■ **Problem to solve**
Go line by line through the entries below and copy those containing the string "nämlich".

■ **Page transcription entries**
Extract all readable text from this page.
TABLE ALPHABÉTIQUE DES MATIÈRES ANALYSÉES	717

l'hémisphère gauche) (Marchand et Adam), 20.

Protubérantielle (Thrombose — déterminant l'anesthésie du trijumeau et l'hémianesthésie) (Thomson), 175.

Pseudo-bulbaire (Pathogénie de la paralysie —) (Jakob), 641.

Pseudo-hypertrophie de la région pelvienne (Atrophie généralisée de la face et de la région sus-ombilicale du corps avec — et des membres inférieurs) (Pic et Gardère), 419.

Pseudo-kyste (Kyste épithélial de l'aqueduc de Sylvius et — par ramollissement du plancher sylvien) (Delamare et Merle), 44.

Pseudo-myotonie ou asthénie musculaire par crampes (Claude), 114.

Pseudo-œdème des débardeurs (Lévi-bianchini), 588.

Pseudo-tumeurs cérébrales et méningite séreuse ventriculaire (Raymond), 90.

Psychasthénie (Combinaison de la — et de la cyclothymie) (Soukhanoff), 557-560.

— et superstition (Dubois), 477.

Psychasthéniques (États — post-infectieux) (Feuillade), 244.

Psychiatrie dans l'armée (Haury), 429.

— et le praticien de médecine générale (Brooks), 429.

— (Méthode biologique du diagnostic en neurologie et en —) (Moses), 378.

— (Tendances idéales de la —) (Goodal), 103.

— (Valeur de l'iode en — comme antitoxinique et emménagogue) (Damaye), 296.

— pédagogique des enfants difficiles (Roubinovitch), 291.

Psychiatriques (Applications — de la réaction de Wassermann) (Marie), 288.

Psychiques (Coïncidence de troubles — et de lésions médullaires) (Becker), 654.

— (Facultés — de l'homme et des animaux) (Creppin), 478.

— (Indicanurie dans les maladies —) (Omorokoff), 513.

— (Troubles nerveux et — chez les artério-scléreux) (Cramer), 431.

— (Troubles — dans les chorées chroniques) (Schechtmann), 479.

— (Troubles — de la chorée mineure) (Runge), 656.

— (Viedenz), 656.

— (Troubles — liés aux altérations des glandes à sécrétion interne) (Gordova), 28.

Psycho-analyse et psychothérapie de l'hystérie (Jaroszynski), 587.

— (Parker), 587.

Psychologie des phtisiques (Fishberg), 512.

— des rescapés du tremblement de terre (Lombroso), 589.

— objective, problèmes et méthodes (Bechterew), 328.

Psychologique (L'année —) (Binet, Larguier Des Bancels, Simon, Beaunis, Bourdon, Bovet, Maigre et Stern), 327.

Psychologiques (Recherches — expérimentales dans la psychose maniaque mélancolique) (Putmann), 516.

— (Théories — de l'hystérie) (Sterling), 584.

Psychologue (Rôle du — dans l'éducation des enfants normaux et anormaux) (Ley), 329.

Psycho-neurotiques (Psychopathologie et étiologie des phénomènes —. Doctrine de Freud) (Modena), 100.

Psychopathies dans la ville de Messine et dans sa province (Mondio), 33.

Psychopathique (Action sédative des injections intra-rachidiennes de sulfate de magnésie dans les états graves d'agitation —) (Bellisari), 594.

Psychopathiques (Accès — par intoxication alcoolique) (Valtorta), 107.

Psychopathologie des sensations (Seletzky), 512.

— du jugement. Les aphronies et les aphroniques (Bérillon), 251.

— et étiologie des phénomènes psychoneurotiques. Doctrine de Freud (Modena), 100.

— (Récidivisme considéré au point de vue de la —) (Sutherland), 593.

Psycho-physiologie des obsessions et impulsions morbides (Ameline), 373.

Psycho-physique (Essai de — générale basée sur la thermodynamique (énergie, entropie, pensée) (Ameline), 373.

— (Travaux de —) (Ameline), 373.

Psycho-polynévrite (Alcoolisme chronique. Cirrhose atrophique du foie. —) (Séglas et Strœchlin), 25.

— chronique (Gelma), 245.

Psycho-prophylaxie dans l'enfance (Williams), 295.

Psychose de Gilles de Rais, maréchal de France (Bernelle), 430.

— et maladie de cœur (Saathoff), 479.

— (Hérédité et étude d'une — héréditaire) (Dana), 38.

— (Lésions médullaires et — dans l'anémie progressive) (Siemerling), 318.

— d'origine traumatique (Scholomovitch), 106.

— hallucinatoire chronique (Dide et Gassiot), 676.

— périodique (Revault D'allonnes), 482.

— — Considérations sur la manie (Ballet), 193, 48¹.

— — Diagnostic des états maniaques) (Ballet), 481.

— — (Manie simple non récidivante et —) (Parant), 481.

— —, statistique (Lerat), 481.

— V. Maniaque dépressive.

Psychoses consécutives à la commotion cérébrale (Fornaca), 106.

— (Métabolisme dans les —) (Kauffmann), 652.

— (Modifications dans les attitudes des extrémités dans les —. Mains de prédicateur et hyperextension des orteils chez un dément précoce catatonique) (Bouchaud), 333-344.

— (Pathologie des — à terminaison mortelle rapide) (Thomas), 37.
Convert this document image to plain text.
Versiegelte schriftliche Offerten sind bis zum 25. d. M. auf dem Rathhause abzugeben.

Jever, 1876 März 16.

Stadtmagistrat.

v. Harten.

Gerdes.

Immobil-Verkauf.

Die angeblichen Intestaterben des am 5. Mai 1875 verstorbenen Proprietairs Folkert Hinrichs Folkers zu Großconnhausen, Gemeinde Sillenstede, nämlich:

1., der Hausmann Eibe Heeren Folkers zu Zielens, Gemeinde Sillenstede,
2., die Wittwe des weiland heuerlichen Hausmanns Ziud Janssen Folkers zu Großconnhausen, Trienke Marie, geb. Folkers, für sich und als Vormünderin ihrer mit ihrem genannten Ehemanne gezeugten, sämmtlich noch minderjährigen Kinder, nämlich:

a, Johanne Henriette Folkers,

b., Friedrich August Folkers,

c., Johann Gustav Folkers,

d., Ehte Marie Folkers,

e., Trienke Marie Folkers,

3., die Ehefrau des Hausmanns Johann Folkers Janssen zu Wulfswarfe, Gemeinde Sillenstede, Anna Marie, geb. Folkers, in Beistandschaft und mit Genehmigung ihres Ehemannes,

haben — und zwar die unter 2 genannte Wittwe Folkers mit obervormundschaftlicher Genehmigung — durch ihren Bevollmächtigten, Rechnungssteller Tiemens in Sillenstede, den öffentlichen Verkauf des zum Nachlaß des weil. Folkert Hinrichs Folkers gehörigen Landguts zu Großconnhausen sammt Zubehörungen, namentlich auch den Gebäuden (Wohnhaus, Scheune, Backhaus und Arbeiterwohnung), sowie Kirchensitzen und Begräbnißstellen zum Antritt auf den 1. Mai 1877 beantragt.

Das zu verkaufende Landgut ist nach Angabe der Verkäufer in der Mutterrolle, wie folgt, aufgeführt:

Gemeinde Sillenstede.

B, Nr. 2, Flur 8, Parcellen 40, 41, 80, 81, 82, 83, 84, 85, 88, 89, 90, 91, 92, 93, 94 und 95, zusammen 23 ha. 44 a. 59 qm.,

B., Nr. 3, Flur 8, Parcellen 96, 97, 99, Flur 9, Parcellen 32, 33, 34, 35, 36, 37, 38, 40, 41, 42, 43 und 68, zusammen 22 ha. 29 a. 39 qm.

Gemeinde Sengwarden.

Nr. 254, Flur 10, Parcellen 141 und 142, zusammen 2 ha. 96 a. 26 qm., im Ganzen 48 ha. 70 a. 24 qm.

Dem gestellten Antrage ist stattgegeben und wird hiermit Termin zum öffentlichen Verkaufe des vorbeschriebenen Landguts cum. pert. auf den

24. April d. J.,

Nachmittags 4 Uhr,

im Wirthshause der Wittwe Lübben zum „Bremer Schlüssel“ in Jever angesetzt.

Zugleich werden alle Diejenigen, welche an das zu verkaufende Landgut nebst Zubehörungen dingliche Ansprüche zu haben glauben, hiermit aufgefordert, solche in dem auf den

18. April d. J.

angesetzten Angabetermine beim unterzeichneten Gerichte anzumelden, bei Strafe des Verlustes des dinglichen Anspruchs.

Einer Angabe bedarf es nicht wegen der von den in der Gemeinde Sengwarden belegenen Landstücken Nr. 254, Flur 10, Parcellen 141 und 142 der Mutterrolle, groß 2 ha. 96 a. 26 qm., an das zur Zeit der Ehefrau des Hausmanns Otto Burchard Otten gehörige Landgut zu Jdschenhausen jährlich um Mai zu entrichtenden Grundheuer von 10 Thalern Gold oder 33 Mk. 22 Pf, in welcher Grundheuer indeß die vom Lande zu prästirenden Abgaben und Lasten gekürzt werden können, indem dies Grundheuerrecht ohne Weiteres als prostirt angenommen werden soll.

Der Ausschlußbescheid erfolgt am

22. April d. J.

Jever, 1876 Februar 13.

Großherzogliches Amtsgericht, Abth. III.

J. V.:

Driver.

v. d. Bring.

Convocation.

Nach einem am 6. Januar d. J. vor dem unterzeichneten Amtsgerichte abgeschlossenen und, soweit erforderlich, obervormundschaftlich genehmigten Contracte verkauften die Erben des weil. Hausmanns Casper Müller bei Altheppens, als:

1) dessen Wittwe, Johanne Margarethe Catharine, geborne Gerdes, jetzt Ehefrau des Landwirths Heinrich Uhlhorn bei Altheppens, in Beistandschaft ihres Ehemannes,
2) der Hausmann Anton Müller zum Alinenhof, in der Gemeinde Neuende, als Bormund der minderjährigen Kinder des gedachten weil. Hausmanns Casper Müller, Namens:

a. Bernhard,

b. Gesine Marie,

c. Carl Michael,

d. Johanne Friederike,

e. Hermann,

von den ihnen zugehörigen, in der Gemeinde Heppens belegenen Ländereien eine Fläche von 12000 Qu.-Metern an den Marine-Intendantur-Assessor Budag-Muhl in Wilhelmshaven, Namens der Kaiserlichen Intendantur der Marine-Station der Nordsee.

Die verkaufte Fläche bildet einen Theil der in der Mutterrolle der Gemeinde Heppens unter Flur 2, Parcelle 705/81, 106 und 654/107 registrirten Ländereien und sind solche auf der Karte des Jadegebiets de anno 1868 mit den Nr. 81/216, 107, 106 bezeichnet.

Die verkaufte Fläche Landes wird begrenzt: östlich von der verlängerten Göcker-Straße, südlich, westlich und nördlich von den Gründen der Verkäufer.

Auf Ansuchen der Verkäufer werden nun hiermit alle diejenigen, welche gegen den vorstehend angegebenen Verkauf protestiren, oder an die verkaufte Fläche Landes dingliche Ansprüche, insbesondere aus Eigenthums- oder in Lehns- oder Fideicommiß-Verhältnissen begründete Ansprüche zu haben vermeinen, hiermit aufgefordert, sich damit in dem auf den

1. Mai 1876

■ **Your solution**
Die angeblichen Intestaterben des am 5. Mai 1875 verstorbenen Proprietairs Folkert Hinrichs Folkers zu Großconnhausen, Gemeinde Sillenstede, nämlich:
2., die Wittwe des weiland heuerlichen Hausmanns Ziud Janssen Folkers zu Großconnhausen, Trienke Marie, geb. Folkers, für sich und als Vormünderin ihrer mit ihrem genannten Ehemanne gezeugten, sämmtlich noch minderjährigen Kinder, nämlich:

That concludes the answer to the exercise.